● GIVEN INSTRUCTION A
Please list the steps the podcast episode page gives for entering the book giveaway.
● GIVEN INSTRUCTION B
Rewrite the podcast episode page starting at "Episode 172: The" and ending at "The Project Whisperer.", with "curling" changed to "chess".

-- begin PROVIDED PASSAGE --

Episode 172: The Project Whisperer
This episode is sponsored by The PMP Exam Simulator:
I have an interesting confession to make... I love curling. Yes... I really enjoy that sport where the players slide stones over ice towards a target area at the far end of the playing field. I love to play it and I love to watch it as well. And, you might ask, what does that have to do with project management? Our guest Pam Stanton (http://www.pamstanton.com) will explain the connection between the two in our interview when we talk about her book and practice called The Project Whisperer.
But you'll not only hear how curling & project management connect, you'll also learn what a project whisperer is, how you can benefit from being a project whisperer and what the first steps are for you to become a project whisperer. And of course... we are giving away 2 copies of her book. One copy - as always - is reserved for our premium listeners and one copy is up for grabs. To win the book please go to our Facebook Fan Page, look for the post about the book giveaway and leave a comment.
By the way... did you miss me last week? Or did you not even notice that we didn't publish an episode? But for all those among you who actually noticed and where wondering "where is this week's PM Podcast?" we skipped it, because... drum roll please... I am happy to announce that I became a US Citizen. I got sworn in on Friday and you can imagine that I had my mind on other things.
Below are the first few pages of the transcript. The complete transcript is available to Premium subscribers only.
Cornelius Fichtner: Hello and welcome to Episode #172. I am Cornelius Fichtner. This is The Project Management Podcast™. Nice to have you with us.
I have an interesting confession to make. I love curling. Yes! I really enjoy that sport where the players slide stones over ice towards a target area at the far, far end of the playing field. I love to play it and I love to watch it as well. And, you might ask, what does that have to do with project management? Well, our guest Pam Stanton will explain the connection between the two in our interview when we talk about her book and practice called “The Project Whisperer”.

-- end PROVIDED PASSAGE --
-- begin DATA ENTRIES --

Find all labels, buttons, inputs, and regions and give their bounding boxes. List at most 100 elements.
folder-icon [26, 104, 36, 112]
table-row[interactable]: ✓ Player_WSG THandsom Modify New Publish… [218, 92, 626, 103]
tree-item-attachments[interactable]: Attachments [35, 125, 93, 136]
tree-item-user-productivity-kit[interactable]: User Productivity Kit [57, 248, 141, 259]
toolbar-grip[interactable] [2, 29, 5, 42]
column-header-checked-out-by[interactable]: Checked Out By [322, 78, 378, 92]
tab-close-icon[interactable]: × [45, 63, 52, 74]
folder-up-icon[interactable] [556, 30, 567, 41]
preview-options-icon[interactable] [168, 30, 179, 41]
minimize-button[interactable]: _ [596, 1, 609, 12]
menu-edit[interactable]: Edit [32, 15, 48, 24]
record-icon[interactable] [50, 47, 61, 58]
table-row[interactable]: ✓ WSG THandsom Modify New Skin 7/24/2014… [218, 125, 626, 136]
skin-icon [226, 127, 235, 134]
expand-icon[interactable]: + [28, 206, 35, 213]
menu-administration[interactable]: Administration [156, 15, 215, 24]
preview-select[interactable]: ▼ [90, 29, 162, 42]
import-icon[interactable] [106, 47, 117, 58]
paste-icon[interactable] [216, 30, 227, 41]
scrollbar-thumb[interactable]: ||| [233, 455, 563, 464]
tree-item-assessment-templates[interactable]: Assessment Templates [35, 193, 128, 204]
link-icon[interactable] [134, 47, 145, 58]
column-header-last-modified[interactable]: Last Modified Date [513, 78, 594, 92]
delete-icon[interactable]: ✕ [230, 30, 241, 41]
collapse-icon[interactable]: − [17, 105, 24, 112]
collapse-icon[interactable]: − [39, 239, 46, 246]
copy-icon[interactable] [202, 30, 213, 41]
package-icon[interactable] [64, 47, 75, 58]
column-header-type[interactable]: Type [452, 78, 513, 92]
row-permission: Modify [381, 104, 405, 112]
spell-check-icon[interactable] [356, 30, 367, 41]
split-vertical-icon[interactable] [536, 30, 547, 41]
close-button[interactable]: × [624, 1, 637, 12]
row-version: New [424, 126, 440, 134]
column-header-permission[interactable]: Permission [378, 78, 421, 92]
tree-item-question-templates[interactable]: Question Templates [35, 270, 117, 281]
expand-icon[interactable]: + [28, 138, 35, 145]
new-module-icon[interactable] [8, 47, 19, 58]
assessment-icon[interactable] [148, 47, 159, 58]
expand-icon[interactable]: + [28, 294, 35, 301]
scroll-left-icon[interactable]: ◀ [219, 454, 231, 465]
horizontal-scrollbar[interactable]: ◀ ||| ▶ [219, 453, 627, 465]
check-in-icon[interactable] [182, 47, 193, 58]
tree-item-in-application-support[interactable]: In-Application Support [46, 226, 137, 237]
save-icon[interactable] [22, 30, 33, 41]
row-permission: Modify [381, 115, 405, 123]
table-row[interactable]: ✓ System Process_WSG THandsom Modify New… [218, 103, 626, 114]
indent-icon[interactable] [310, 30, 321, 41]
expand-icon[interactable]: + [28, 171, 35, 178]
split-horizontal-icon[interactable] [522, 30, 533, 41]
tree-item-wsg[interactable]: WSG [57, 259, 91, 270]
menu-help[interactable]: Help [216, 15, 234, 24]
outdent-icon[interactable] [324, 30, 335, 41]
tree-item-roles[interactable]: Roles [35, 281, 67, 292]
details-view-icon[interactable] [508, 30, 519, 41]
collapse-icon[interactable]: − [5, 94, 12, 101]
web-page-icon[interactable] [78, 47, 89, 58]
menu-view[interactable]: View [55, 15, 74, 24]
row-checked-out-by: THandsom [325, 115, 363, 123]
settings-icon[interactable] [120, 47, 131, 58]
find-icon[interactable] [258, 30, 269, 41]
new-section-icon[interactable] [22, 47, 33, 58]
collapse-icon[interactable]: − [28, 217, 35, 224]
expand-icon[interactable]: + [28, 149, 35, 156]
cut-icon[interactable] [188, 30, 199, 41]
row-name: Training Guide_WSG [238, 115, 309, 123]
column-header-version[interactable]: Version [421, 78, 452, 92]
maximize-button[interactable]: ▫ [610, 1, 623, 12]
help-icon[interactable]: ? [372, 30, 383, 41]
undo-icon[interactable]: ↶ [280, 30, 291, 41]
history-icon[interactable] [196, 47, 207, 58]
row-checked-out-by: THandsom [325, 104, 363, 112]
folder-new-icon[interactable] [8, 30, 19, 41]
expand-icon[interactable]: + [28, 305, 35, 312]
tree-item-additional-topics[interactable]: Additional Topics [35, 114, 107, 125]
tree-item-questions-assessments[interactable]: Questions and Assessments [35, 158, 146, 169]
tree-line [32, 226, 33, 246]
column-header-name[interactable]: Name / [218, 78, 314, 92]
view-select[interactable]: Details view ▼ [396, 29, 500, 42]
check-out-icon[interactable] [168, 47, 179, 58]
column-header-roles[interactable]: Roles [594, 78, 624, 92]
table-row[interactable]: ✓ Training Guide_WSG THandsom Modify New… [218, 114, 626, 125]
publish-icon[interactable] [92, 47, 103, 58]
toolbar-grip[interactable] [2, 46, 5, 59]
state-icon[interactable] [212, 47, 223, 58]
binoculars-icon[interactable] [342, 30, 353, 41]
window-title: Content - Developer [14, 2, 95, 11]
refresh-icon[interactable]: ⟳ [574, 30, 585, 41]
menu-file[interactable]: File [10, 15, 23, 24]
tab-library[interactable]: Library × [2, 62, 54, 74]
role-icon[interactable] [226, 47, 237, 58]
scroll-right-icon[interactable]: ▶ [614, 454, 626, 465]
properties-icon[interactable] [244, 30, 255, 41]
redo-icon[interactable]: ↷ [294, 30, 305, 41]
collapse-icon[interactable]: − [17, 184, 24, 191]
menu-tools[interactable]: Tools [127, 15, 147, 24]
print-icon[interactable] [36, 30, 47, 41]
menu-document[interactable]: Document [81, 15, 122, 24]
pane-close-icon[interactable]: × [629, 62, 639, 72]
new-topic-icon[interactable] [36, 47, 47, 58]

-- end DATA ENTRIES --

● FULL ANSWER A
- Go to the Facebook Fan Page.
- Look for the post about the book giveaway.
- Leave a comment.

● FULL ANSWER B
Episode 172: The Project Whisperer
This episode is sponsored by The PMP Exam Simulator:
I have an interesting confession to make... I love chess. Yes... I really enjoy that sport where the players slide stones over ice towards a target area at the far end of the playing field. I love to play it and I love to watch it as well. And, you might ask, what does that have to do with project management? Our guest Pam Stanton (http://www.pamstanton.com) will explain the connection between the two in our interview when we talk about her book and practice called The Project Whisperer.